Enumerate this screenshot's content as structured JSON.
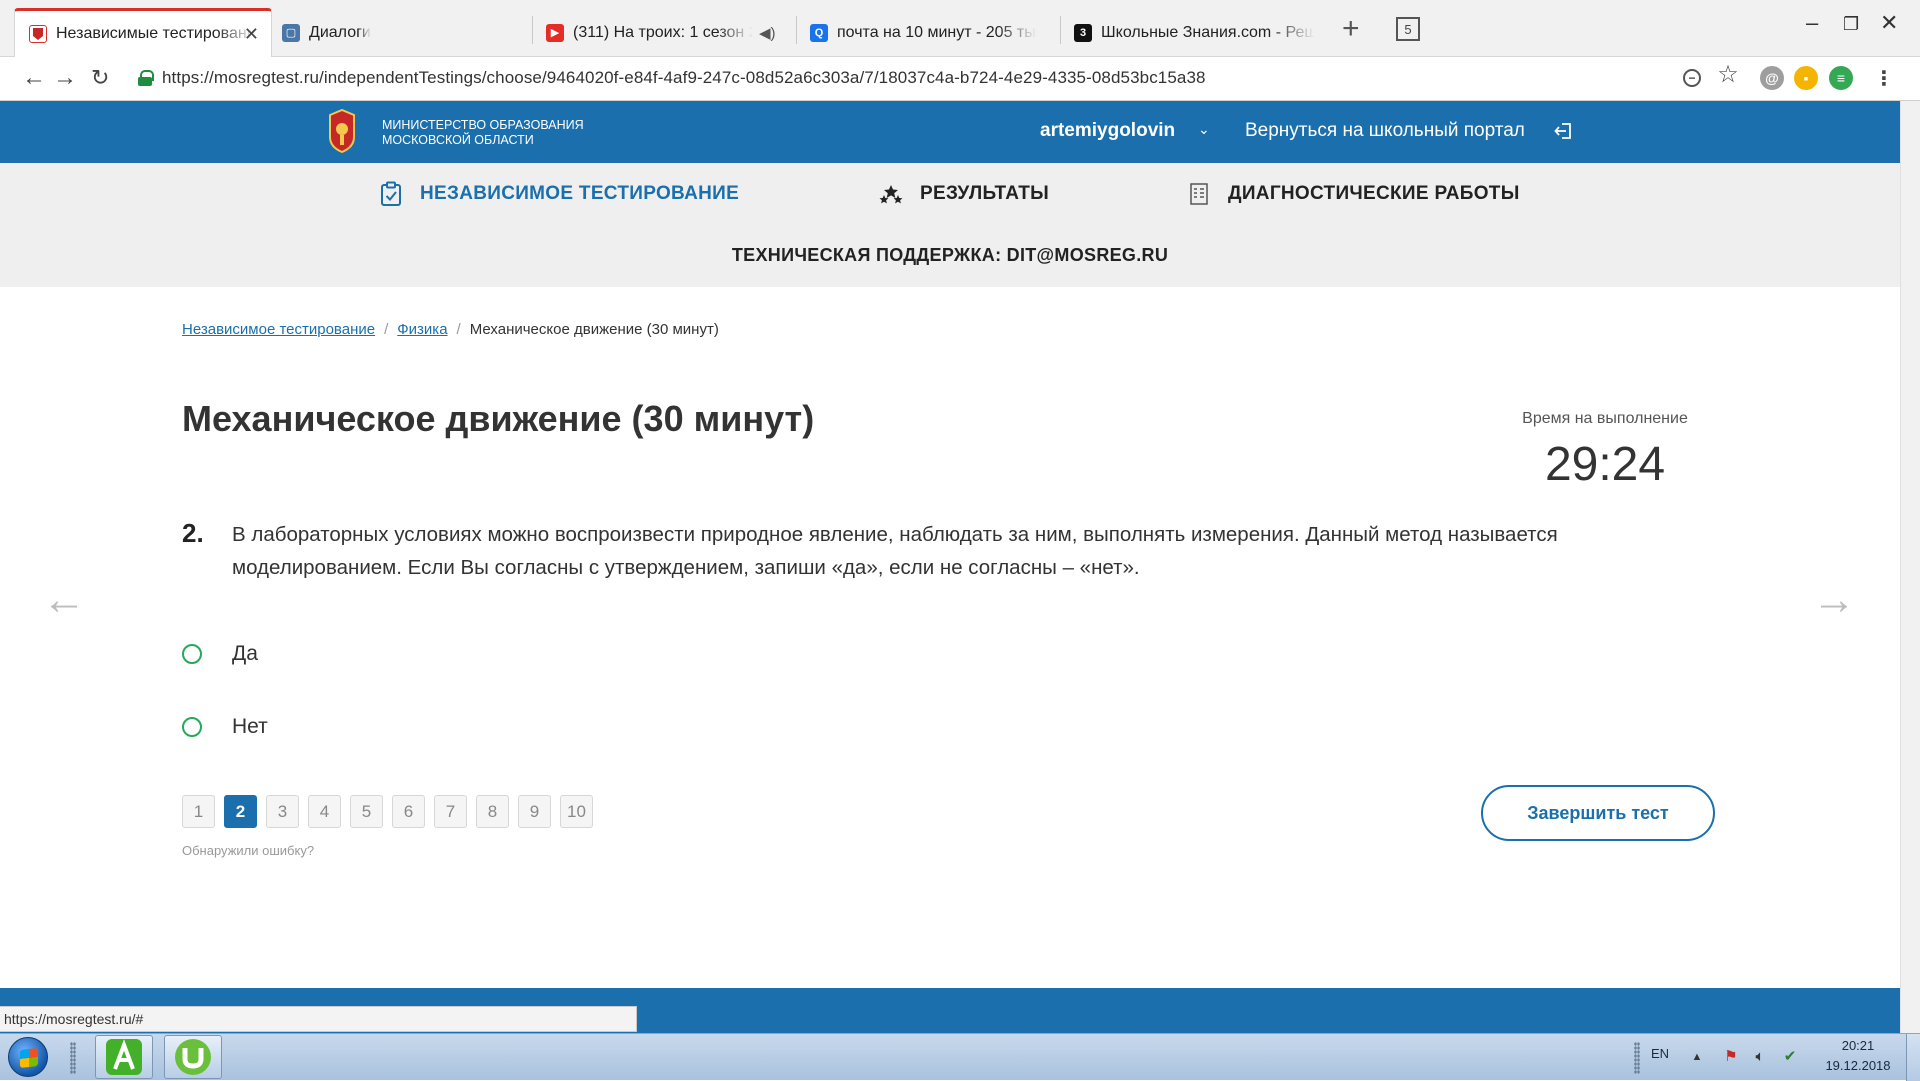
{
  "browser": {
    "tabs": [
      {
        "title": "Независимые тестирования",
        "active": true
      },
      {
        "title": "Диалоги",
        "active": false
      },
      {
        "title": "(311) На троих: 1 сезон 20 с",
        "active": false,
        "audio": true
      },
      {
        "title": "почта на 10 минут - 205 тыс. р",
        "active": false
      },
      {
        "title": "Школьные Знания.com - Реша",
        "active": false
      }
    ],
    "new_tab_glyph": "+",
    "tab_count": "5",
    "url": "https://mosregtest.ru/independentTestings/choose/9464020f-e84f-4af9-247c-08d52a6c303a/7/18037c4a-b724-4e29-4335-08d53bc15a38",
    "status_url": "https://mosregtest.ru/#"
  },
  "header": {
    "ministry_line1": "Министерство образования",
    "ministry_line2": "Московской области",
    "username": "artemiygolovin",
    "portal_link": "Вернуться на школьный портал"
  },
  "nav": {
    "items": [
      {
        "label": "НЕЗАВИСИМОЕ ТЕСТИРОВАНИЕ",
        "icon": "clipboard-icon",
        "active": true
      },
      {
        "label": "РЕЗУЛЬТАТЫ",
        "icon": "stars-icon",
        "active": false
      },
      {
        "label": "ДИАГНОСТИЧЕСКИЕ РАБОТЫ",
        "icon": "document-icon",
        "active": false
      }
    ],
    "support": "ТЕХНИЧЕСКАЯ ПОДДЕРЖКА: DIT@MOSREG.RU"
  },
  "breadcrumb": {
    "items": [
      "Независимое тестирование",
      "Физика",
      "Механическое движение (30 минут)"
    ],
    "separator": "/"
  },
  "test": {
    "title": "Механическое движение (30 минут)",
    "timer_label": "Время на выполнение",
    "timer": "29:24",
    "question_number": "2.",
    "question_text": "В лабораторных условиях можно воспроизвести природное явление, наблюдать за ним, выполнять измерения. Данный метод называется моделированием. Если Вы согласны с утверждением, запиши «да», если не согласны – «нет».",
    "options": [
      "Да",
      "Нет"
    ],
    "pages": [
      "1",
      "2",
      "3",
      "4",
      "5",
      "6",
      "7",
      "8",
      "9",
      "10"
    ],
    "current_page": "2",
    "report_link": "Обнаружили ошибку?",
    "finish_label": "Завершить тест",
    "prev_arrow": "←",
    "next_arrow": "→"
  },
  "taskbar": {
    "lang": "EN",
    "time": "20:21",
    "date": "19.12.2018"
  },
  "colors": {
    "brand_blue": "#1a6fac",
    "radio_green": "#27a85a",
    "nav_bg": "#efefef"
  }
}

__Written instruction__: Give the data above again in full and unchanged, skipping the pictures.

__Written response__:
Enumerate this screenshot's content as structured JSON.
{
  "browser": {
    "tabs": [
      {
        "title": "Независимые тестирования",
        "active": true
      },
      {
        "title": "Диалоги",
        "active": false
      },
      {
        "title": "(311) На троих: 1 сезон 20 с",
        "active": false,
        "audio": true
      },
      {
        "title": "почта на 10 минут - 205 тыс. р",
        "active": false
      },
      {
        "title": "Школьные Знания.com - Реша",
        "active": false
      }
    ],
    "new_tab_glyph": "+",
    "tab_count": "5",
    "url": "https://mosregtest.ru/independentTestings/choose/9464020f-e84f-4af9-247c-08d52a6c303a/7/18037c4a-b724-4e29-4335-08d53bc15a38",
    "status_url": "https://mosregtest.ru/#"
  },
  "header": {
    "ministry_line1": "Министерство образования",
    "ministry_line2": "Московской области",
    "username": "artemiygolovin",
    "portal_link": "Вернуться на школьный портал"
  },
  "nav": {
    "items": [
      {
        "label": "НЕЗАВИСИМОЕ ТЕСТИРОВАНИЕ",
        "icon": "clipboard-icon",
        "active": true
      },
      {
        "label": "РЕЗУЛЬТАТЫ",
        "icon": "stars-icon",
        "active": false
      },
      {
        "label": "ДИАГНОСТИЧЕСКИЕ РАБОТЫ",
        "icon": "document-icon",
        "active": false
      }
    ],
    "support": "ТЕХНИЧЕСКАЯ ПОДДЕРЖКА: DIT@MOSREG.RU"
  },
  "breadcrumb": {
    "items": [
      "Независимое тестирование",
      "Физика",
      "Механическое движение (30 минут)"
    ],
    "separator": "/"
  },
  "test": {
    "title": "Механическое движение (30 минут)",
    "timer_label": "Время на выполнение",
    "timer": "29:24",
    "question_number": "2.",
    "question_text": "В лабораторных условиях можно воспроизвести природное явление, наблюдать за ним, выполнять измерения. Данный метод называется моделированием. Если Вы согласны с утверждением, запиши «да», если не согласны – «нет».",
    "options": [
      "Да",
      "Нет"
    ],
    "pages": [
      "1",
      "2",
      "3",
      "4",
      "5",
      "6",
      "7",
      "8",
      "9",
      "10"
    ],
    "current_page": "2",
    "report_link": "Обнаружили ошибку?",
    "finish_label": "Завершить тест",
    "prev_arrow": "←",
    "next_arrow": "→"
  },
  "taskbar": {
    "lang": "EN",
    "time": "20:21",
    "date": "19.12.2018"
  },
  "colors": {
    "brand_blue": "#1a6fac",
    "radio_green": "#27a85a",
    "nav_bg": "#efefef"
  }
}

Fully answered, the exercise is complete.